*Task objective:* Count every line below in which "среднереспубликанский" occurs, then give only the count.

[START Data shown]

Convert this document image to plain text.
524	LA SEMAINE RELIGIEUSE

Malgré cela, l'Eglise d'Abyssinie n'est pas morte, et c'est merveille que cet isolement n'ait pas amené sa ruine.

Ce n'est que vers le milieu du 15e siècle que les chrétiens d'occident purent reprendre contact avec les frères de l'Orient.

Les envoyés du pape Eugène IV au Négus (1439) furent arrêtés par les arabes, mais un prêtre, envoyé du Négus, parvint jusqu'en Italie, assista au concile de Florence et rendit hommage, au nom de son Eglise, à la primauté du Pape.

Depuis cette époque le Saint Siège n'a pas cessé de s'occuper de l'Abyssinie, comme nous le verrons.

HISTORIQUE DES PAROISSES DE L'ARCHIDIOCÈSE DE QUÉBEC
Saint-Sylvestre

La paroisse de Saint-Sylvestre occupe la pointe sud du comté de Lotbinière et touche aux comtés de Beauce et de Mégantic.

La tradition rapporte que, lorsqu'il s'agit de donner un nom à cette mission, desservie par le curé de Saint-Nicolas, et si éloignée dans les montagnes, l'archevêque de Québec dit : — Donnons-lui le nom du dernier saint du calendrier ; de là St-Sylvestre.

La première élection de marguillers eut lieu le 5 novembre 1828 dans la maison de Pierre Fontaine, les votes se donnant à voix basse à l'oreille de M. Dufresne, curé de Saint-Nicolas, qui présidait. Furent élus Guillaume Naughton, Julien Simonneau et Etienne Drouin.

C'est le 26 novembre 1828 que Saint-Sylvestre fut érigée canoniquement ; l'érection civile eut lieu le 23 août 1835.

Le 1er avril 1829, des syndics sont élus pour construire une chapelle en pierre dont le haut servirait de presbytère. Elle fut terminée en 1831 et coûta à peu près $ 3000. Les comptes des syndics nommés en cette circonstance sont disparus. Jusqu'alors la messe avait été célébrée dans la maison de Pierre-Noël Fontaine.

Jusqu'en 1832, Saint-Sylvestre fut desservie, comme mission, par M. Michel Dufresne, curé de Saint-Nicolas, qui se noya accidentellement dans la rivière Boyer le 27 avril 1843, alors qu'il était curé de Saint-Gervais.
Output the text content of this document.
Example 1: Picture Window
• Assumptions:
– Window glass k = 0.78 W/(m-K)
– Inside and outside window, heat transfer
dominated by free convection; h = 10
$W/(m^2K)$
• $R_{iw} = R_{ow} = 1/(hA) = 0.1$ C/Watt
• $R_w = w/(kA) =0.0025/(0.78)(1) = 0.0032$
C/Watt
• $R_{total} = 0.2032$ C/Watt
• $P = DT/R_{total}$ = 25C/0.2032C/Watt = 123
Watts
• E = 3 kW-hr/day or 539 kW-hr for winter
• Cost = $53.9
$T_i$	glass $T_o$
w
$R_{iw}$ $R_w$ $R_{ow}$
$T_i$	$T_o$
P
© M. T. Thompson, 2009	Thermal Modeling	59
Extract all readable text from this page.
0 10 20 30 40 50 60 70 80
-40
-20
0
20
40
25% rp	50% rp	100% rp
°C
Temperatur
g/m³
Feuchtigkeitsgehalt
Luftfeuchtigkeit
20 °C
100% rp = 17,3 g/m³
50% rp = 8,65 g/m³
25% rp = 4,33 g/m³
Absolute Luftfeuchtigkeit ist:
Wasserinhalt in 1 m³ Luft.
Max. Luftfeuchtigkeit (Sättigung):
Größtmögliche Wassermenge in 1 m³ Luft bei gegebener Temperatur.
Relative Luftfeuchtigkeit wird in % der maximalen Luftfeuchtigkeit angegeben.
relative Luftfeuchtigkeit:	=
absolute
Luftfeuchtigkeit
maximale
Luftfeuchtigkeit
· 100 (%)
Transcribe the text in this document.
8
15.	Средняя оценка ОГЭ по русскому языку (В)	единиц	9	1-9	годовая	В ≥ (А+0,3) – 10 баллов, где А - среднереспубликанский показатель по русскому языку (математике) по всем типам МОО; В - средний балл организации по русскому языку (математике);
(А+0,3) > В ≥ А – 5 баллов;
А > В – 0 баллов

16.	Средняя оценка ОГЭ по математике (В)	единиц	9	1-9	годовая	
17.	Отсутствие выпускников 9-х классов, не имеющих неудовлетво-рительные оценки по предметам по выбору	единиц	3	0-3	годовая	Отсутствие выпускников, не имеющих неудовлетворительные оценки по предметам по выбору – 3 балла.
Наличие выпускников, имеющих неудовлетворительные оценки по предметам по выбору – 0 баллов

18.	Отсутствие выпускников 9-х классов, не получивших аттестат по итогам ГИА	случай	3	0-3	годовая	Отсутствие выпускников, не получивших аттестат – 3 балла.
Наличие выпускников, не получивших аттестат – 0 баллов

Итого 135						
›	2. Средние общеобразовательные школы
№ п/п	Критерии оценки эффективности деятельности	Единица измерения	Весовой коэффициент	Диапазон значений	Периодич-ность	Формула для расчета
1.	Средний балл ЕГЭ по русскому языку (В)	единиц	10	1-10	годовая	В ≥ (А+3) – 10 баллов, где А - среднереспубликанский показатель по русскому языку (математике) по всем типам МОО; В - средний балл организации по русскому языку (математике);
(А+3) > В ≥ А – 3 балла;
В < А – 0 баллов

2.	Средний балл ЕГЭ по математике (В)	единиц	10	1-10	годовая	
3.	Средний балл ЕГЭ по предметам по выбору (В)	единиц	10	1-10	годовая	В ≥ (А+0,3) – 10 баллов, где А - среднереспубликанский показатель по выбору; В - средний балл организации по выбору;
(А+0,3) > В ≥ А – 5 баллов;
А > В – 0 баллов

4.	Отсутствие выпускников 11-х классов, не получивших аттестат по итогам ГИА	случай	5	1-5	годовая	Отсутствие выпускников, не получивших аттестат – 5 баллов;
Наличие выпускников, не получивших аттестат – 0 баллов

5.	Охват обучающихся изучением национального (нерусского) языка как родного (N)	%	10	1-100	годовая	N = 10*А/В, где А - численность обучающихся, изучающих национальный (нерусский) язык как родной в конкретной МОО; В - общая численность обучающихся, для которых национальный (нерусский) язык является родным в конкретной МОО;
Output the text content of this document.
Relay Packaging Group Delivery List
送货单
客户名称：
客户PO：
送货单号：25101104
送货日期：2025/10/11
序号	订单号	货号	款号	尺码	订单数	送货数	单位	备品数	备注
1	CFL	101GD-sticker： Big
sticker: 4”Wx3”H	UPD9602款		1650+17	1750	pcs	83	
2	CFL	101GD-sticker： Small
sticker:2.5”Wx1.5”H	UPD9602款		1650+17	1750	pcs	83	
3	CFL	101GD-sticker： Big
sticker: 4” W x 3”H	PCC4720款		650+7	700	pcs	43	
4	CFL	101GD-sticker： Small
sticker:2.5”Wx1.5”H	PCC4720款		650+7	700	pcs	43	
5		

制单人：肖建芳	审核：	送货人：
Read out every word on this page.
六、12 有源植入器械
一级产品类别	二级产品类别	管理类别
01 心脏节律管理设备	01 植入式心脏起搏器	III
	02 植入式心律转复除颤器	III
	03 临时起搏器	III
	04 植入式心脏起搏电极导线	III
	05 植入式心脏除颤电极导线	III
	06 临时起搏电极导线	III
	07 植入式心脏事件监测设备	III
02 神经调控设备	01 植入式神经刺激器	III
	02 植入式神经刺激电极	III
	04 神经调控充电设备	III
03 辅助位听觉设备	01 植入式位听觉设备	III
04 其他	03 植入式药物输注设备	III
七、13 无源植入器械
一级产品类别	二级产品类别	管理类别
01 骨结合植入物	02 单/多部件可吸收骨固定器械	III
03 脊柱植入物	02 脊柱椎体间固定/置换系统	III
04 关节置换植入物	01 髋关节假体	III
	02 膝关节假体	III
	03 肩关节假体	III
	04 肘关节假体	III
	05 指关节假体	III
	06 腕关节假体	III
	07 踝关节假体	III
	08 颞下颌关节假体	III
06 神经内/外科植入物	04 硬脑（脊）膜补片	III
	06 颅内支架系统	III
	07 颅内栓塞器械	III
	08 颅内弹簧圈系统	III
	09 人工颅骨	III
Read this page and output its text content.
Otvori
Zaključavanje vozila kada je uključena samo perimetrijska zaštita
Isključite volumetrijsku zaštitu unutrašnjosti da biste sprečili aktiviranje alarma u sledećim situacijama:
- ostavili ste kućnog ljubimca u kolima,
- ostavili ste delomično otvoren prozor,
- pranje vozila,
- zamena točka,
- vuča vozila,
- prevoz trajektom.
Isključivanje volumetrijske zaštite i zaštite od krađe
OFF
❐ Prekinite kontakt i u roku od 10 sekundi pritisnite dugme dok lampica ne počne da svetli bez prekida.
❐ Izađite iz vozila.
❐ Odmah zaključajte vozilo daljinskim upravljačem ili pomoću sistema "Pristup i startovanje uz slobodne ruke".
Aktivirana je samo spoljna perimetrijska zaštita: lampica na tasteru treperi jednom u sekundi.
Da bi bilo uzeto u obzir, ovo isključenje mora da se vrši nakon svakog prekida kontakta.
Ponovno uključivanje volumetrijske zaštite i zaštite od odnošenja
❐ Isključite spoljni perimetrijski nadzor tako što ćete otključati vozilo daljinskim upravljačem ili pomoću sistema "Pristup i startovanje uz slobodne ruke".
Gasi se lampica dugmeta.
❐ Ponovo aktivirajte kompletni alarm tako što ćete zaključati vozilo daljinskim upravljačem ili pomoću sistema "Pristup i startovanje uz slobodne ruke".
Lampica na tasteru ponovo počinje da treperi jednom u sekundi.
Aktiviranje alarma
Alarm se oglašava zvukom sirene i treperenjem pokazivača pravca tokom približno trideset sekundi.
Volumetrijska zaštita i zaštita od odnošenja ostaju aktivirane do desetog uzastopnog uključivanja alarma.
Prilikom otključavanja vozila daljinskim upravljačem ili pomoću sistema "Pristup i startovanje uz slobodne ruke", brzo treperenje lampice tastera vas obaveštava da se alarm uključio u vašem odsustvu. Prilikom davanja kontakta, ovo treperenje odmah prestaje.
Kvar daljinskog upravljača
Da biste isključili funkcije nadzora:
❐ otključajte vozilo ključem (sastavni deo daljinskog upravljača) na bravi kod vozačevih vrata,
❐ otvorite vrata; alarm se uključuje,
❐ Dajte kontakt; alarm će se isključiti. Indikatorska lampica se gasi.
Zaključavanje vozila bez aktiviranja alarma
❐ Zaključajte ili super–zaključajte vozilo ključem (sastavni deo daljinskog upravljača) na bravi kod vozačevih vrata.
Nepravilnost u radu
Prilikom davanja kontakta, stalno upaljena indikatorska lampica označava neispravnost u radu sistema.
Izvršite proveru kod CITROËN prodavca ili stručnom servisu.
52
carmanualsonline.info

[END Data shown]

*Result of this exercise:* 3